Direction A:
In the forum post on rescaling sampling weights, who is identified as the primary programmer at Mplus?
Direction B:
Continue the forum post on rescaling sampling weights from its final sentence.

— start Page —

Bookmark and Share

Notice: On March 31, it was announced that Statalist is moving from an email list to a forum. The old list will shut down on April 23, and its replacement, statalist.org is already up and running.


[Date Prev][Date Next][Thread Prev][Thread Next][Date Index][Thread Index]

Re: st: GLLAMM and rescaling sampling weights


From   Stas Kolenikov <skolenik@gmail.com>
To   statalist@hsphsun2.harvard.edu
Subject   Re: st: GLLAMM and rescaling sampling weights
Date   Thu, 23 Jun 2011 10:43:13 -0400

The advice on rescaling the weights is tangly at best. Pfeffermann et.
al. (1998, http://www.citeulike.org/user/ctacmo/article/711637) show
that the bias of the variance estimates depends on how you define your
weights. The question arises in the following situation: you have
sampling weights for PSUs, and you have separate sampling weights for
individuals within PSUs (which you don't have in DHS, so you can stop
reading here unless you are really curious about what Rabe-Hesketh and
Skrondal meant in that phrase). Then there's been some inconclusive
research into the following options:

1. leave the individual weights as they are (summing up to the size of the PSU)

2. rescale them so that they sum up to the sample size (# of
observations sampled from a PSU)

3. rescale them to the so-called "effective" weights so that their
sums of squares equals the sample size. (In estimation of the variance
components, it is the squares of the weights that matter.)

Some papers claim the second option gives the least biased estimates;
others, that the third one is the way to go. Other re-weighting
options can be entertained, too. See Pfeffermann et. al. (1998) for
in-depth analysis. There were also papers by Asparouhov (the primary
programmer at Mplus) and Stapleton (multilevel researcher at UMBC),
but I am less convinced by these as they review the existing cook-book
recipes rather than try to provide a theory-based advice (unlike the
Pfeffermann's paper which does derive explicit small sample bias
expressions which are more complicated that just the sums of squares
of weights, and involve response variables, too).

— end Page —
— start Source excerpt —

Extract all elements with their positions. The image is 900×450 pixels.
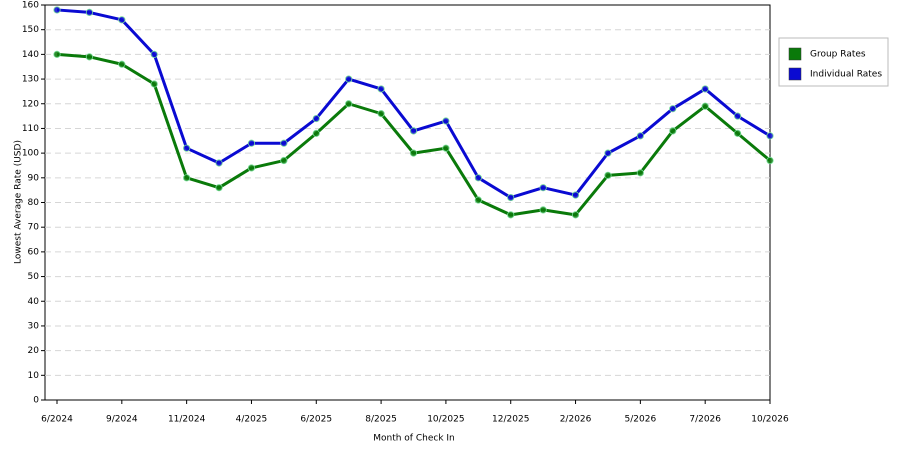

— end Source excerpt —

Task answer A:
Asparouhov

Task answer B:
I would tend to think that states are used as stratification variables
in DHS, and modeling them as random effects sounds rather odd to me. I
would specify my model as children nested in mothers nested in
clusters, and would not go above clusters that in the random part of
the model (although of course if you have state-specific variables
that are needed in your analysis, you should include them in your
regression).

On Thu, Jun 23, 2011 at 8:42 AM, Susanna Makela
<susanna.m.makela@gmail.com> wrote:
> Dear Statalisters,
>
> Apologies in advance if this is a double posting; I sent this email a
> few days ago but haven't seen the message show up in the archives or
> the statalist digest, so I'm retrying.
>
> Some background: I am using GLLAMM to run a multilevel logistic
> regression on a round of DHS (Demographic and Health Survey) data. I
> have a three-level model with children as level 1, PSUs as level 2,
> and state as level 3. Because my unit of observation is children and
> because I am pooling data across states, I am using the national-level
> women's weights as my level-1 sampling weights (since information on
> children comes from interviewing their mothers). I am assigning
> sampling weights of 1 for the PSUs and states since GLLAMM requires
> weights to be specified for all levels of the model.
>
> The GLLAMM manual notes that the pweight option, which holds the
> sampling weights, "should be used with caution if the sampling weights
> apply to units at a lower level than the highest level in the
> multilevel model. The weights are not rescaled; rescaling is the
> responsibility of the user."
>
> My questions are:
>
> - What is the appropriate way to scale sampling weights when they
> apply to the lowest level in the model?
>
> - Do I have to adjust for the fact that, in my particular case, I am
> assigning the same weight to all children of the same mother?
>
> I've read "Multilevel modeling of complex survey data" (Rabe-Hesketh
> and Skrondal, J. R. Ststist. Soc. A 2006), but didn't quite understand
> all of it. The published papers I've found that use both DHS data and
> GLLAMM don't discuss how - if at all - they rescale the sampling
> weights.
>

-- 
Stas Kolenikov, also found at http://stas.kolenikov.name
Small print: I use this email account for mailing lists only.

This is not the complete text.